Exercise goal: Where a line of the listing below includes the word "criar", reproduce that line.

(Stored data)
---
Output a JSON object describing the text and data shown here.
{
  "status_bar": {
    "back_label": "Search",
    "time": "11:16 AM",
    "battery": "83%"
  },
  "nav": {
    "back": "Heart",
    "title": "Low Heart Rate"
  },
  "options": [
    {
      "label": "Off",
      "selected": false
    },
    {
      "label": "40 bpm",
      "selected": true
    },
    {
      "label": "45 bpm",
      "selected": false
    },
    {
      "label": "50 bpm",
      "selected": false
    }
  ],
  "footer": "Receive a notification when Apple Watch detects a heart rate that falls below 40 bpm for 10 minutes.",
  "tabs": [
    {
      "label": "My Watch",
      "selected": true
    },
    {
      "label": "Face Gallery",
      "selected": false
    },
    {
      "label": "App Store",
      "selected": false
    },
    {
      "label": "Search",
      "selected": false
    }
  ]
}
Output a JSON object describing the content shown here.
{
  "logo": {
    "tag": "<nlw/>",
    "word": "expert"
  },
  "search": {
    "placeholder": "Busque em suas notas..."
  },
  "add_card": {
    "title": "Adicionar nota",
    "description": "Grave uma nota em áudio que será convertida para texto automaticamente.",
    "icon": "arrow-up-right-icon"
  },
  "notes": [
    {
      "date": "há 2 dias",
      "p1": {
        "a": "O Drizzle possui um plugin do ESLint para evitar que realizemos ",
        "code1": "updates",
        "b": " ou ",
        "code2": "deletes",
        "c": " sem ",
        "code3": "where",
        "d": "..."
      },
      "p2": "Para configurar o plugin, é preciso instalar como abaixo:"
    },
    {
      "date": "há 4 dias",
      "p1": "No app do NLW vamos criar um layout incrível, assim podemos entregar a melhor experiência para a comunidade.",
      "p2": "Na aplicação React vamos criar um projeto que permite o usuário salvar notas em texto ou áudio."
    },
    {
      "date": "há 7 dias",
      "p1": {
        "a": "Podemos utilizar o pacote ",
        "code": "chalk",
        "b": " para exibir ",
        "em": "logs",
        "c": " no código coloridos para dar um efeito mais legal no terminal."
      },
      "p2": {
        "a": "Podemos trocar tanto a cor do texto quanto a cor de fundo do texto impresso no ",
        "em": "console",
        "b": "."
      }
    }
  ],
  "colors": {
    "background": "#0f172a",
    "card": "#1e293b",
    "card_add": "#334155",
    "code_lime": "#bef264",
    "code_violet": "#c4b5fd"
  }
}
---
Reply:
      "p1": "No app do NLW vamos criar um layout incrível, assim podemos entregar a melhor experiência para a comunidade.",
      "p2": "Na aplicação React vamos criar um projeto que permite o usuário salvar notas em texto ou áudio."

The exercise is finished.